# [Reading text]
>> START
At church on Sunday we celebrated Moms. The kiddos sang a couple songs.

Mother's Day photo, 2016
May 10th is an official holiday in Guatemala and most Moms have the day off. I went to see Hazel's dance she's been practicing for weeks with her classmates. It's hard not to watch her and remember her first "act" here in Guatemala when she balled her eyes out during the entire song. She's grown up a lot. 
Ellie's Act was yesterday, so I got to see her dance and sing. She was so comfortable on stage. For weeks she's been keeping this "surprise" from me, not wanting me to know that she's been practicing a song and dance. She loved the idea of not telling me her secret, and kept it well. I hope I don't have to be worried that she's so good at keeping secrets from me.
(Yes, she has two different shoes on. That was intentional, her choice. One of her shoes broke and she wanted one of each. Sure, kid. Whatever you want.)
Flashback: My first Mother's Day in Guatemala.
Feliz Dia De Madre!

Wednesday, May 11, 2016

Good Luck Lemons

This is what bad luck looks like, or, a really bad "case of the Mondays," if you've ever seen the movie Office Space:
On Monday our truck was broken into during lunch and Michael's backpack was stolen. This was especially frustrating because he almost *never* leaves his backpack in the truck, but did this one time. This automatically signifies a time sucker. Replacing a passport is no easy task, and we travel to Honduras in a few short weeks. Then there's dealing with work files on the laptop, and accounting for other small items in the bag that aren't replaceable. Notes, agenda, calendar, chargers for his watch and phone. Lame. Lame. Lame.

Today we got a call and our luck reversed. Apparently, Michael's passport was found tossed in front of the US Embassy. They tracked Michael down and he is going to go pick it up this afternoon. What?!?! I'm pretty sure this never happens. We are beyond thrilled.

Besides being super random and crazy and practically unheard of, this saves us time and stress. He had filed a police report that had to be authenticated at the Department of Justice before trying to get a new passport. It was going to be quite the process. We are feeling so thankful in the midst of a crummy situation.

And then I had other random luck today. In three years of being here in Guatemala, I've never seen lemons (I explain in this blog post). Today I found these:
Also, I've never seen fresh blueberries. Today I found these, right across from the lemons:
The arandanos (blueberries) were spendy (more than $4 for one of these containers), so I didn't buy any, but I did buy some lemons. I'm having a hard time deciding between making fresh lemonade, lemon scones, or some other yummy lemon dessert. I might make them all.
>> END
# [Data extract]
>> START
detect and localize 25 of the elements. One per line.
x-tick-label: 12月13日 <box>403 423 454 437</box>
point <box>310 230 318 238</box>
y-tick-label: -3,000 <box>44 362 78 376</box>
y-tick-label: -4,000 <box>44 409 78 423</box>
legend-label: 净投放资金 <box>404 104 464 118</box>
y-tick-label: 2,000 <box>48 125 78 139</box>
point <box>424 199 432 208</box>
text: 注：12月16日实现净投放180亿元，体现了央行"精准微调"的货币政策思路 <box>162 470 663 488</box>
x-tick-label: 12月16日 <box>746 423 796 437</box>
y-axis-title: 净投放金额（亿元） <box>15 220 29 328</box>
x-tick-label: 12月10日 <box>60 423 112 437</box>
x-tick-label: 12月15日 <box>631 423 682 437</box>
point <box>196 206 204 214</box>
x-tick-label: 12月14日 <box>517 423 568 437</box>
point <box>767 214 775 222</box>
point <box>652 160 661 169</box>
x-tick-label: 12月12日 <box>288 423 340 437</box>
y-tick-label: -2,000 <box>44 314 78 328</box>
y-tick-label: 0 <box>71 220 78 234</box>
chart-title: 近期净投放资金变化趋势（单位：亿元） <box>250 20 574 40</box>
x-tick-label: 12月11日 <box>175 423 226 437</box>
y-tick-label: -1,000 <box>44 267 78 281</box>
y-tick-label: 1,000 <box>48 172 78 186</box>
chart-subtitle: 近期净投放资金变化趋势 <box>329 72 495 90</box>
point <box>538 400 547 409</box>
>> END
# [Set task]
Reproduce, word for word, the portion of the blog post that begins with "At church on" and continues through "secrets from me.".

# [Final answer]
At church on Sunday we celebrated Moms. The kiddos sang a couple songs.

Mother's Day photo, 2016
May 10th is an official holiday in Guatemala and most Moms have the day off. I went to see Hazel's dance she's been practicing for weeks with her classmates. It's hard not to watch her and remember her first "act" here in Guatemala when she balled her eyes out during the entire song. She's grown up a lot. 
Ellie's Act was yesterday, so I got to see her dance and sing. She was so comfortable on stage. For weeks she's been keeping this "surprise" from me, not wanting me to know that she's been practicing a song and dance. She loved the idea of not telling me her secret, and kept it well. I hope I don't have to be worried that she's so good at keeping secrets from me.